Problem description ▸ Set down the data below once more, precisely as it reads.

________________________________________

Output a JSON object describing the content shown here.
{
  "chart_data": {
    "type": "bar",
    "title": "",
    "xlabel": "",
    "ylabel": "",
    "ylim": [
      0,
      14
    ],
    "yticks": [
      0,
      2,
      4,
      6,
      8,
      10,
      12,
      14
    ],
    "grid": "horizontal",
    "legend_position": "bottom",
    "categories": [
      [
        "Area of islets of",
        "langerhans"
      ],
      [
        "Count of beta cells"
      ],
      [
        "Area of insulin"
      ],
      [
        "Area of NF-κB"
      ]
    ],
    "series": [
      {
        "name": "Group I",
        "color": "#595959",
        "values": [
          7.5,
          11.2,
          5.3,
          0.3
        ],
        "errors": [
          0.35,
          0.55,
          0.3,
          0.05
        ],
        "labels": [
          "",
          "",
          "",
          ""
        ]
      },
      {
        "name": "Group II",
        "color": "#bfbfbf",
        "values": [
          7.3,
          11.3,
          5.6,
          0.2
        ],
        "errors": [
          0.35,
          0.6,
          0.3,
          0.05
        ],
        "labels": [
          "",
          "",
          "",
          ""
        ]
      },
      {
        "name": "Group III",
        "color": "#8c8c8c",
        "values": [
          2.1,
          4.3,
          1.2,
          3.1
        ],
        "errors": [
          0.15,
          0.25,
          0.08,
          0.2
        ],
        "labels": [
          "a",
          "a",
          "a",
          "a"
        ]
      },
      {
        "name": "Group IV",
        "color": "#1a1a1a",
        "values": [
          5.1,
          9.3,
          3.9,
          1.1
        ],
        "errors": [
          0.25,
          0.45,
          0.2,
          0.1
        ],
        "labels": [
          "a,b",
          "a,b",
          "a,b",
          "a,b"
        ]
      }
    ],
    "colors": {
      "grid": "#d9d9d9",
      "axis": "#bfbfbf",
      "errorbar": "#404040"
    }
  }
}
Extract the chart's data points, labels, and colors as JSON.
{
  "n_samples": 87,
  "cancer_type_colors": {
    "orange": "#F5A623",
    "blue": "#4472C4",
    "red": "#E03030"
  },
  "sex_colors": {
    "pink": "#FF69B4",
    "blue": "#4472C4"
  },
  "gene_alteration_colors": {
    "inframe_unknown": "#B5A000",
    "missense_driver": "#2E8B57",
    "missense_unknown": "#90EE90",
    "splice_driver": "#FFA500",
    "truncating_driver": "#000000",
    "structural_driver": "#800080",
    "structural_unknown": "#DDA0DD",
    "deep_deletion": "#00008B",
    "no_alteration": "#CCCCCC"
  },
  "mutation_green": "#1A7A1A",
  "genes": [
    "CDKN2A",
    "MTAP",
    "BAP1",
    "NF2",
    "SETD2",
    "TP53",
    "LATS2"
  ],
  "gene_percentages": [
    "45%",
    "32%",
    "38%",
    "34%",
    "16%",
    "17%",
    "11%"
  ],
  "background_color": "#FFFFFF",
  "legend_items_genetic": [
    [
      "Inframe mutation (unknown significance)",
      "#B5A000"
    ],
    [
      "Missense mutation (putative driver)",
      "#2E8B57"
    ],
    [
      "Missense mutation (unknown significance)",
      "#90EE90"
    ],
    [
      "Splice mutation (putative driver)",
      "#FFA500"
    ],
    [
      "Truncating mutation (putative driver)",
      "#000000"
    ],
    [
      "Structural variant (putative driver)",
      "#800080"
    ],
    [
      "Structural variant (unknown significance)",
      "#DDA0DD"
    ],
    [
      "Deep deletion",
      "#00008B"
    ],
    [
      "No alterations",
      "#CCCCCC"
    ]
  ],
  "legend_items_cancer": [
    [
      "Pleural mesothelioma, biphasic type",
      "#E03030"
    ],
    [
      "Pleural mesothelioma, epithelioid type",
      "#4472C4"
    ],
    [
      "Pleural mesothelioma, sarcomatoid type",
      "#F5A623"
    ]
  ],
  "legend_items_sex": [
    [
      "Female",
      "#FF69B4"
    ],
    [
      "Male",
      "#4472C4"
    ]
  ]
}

________________________________________

Reply to the exercise ▸
Output a JSON object describing the content shown here.
{
  "chart_data": {
    "type": "bar",
    "title": "",
    "xlabel": "",
    "ylabel": "",
    "ylim": [
      0,
      14
    ],
    "yticks": [
      0,
      2,
      4,
      6,
      8,
      10,
      12,
      14
    ],
    "grid": "horizontal",
    "legend_position": "bottom",
    "categories": [
      [
        "Area of islets of",
        "langerhans"
      ],
      [
        "Count of beta cells"
      ],
      [
        "Area of insulin"
      ],
      [
        "Area of NF-κB"
      ]
    ],
    "series": [
      {
        "name": "Group I",
        "color": "#595959",
        "values": [
          7.5,
          11.2,
          5.3,
          0.3
        ],
        "errors": [
          0.35,
          0.55,
          0.3,
          0.05
        ],
        "labels": [
          "",
          "",
          "",
          ""
        ]
      },
      {
        "name": "Group II",
        "color": "#bfbfbf",
        "values": [
          7.3,
          11.3,
          5.6,
          0.2
        ],
        "errors": [
          0.35,
          0.6,
          0.3,
          0.05
        ],
        "labels": [
          "",
          "",
          "",
          ""
        ]
      },
      {
        "name": "Group III",
        "color": "#8c8c8c",
        "values": [
          2.1,
          4.3,
          1.2,
          3.1
        ],
        "errors": [
          0.15,
          0.25,
          0.08,
          0.2
        ],
        "labels": [
          "a",
          "a",
          "a",
          "a"
        ]
      },
      {
        "name": "Group IV",
        "color": "#1a1a1a",
        "values": [
          5.1,
          9.3,
          3.9,
          1.1
        ],
        "errors": [
          0.25,
          0.45,
          0.2,
          0.1
        ],
        "labels": [
          "a,b",
          "a,b",
          "a,b",
          "a,b"
        ]
      }
    ],
    "colors": {
      "grid": "#d9d9d9",
      "axis": "#bfbfbf",
      "errorbar": "#404040"
    }
  }
}
Extract the chart's data points, labels, and colors as JSON.
{
  "n_samples": 87,
  "cancer_type_colors": {
    "orange": "#F5A623",
    "blue": "#4472C4",
    "red": "#E03030"
  },
  "sex_colors": {
    "pink": "#FF69B4",
    "blue": "#4472C4"
  },
  "gene_alteration_colors": {
    "inframe_unknown": "#B5A000",
    "missense_driver": "#2E8B57",
    "missense_unknown": "#90EE90",
    "splice_driver": "#FFA500",
    "truncating_driver": "#000000",
    "structural_driver": "#800080",
    "structural_unknown": "#DDA0DD",
    "deep_deletion": "#00008B",
    "no_alteration": "#CCCCCC"
  },
  "mutation_green": "#1A7A1A",
  "genes": [
    "CDKN2A",
    "MTAP",
    "BAP1",
    "NF2",
    "SETD2",
    "TP53",
    "LATS2"
  ],
  "gene_percentages": [
    "45%",
    "32%",
    "38%",
    "34%",
    "16%",
    "17%",
    "11%"
  ],
  "background_color": "#FFFFFF",
  "legend_items_genetic": [
    [
      "Inframe mutation (unknown significance)",
      "#B5A000"
    ],
    [
      "Missense mutation (putative driver)",
      "#2E8B57"
    ],
    [
      "Missense mutation (unknown significance)",
      "#90EE90"
    ],
    [
      "Splice mutation (putative driver)",
      "#FFA500"
    ],
    [
      "Truncating mutation (putative driver)",
      "#000000"
    ],
    [
      "Structural variant (putative driver)",
      "#800080"
    ],
    [
      "Structural variant (unknown significance)",
      "#DDA0DD"
    ],
    [
      "Deep deletion",
      "#00008B"
    ],
    [
      "No alterations",
      "#CCCCCC"
    ]
  ],
  "legend_items_cancer": [
    [
      "Pleural mesothelioma, biphasic type",
      "#E03030"
    ],
    [
      "Pleural mesothelioma, epithelioid type",
      "#4472C4"
    ],
    [
      "Pleural mesothelioma, sarcomatoid type",
      "#F5A623"
    ]
  ],
  "legend_items_sex": [
    [
      "Female",
      "#FF69B4"
    ],
    [
      "Male",
      "#4472C4"
    ]
  ]
}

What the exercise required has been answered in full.